◆ What you have to do:
Which lines in the records below contain the string "report"? Show each of them in full.

◆ Record set:
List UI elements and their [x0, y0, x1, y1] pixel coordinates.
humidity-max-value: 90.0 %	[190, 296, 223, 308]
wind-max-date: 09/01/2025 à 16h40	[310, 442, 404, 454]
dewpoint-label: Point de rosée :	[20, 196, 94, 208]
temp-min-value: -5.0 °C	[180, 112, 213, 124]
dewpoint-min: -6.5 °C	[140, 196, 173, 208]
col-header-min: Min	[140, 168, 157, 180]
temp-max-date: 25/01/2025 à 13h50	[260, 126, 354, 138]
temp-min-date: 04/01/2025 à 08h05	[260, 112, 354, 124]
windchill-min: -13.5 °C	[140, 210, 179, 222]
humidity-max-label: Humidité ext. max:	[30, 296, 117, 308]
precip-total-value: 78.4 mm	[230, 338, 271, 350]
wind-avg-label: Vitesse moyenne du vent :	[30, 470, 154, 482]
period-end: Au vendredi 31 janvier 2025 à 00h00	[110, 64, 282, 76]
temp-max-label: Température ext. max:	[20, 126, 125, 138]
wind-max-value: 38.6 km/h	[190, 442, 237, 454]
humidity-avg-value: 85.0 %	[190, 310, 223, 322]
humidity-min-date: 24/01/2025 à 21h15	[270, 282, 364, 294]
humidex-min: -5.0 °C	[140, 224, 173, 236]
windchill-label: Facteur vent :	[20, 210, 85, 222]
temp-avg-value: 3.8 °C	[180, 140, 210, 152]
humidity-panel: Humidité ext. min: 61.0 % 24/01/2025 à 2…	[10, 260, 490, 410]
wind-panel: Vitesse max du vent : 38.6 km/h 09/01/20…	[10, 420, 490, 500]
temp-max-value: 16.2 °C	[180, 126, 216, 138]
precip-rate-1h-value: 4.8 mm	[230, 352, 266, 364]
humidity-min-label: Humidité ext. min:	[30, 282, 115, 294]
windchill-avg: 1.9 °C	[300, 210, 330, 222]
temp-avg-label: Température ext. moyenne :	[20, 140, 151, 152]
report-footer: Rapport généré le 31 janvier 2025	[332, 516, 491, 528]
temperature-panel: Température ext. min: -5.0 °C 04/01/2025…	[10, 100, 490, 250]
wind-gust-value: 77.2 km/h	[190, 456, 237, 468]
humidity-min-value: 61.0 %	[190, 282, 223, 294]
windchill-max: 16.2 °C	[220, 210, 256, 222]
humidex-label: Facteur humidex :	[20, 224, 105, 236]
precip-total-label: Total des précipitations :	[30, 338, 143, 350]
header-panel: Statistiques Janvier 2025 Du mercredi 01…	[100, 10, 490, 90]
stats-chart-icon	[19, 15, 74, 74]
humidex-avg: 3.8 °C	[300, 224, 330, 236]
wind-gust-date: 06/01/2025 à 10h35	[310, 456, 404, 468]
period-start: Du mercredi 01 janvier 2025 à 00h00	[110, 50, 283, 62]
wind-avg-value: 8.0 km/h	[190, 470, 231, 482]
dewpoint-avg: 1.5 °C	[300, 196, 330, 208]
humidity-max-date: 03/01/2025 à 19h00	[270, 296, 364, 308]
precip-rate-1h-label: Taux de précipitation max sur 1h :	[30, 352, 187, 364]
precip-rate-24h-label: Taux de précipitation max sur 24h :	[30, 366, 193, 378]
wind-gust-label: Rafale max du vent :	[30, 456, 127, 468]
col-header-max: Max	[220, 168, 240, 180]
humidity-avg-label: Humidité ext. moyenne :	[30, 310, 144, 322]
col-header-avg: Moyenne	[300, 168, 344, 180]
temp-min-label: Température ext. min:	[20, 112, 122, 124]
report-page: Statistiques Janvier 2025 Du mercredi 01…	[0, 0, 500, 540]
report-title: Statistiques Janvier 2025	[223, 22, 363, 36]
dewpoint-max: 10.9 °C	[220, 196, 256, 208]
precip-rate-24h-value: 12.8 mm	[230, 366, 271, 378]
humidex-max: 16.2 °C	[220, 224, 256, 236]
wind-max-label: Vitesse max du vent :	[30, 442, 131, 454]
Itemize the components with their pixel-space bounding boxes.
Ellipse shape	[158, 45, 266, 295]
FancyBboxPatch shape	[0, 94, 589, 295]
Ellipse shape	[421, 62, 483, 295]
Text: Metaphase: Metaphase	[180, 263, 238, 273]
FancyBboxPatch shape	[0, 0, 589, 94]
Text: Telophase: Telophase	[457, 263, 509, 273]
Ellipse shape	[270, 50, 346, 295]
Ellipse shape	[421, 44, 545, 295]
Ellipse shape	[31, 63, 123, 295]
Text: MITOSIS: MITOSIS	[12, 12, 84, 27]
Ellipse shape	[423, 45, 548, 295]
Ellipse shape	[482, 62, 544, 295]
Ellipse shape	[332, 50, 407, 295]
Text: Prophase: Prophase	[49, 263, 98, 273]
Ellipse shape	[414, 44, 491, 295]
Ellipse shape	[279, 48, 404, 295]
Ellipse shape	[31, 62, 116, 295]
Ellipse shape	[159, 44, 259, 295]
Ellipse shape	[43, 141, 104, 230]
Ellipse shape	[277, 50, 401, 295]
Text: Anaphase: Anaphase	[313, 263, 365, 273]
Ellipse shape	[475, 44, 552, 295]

◆ The completed task:
report-footer: Rapport généré le 31 janvier 2025	[332, 516, 491, 528]
report-page: Statistiques Janvier 2025 Du mercredi 01…	[0, 0, 500, 540]
report-title: Statistiques Janvier 2025	[223, 22, 363, 36]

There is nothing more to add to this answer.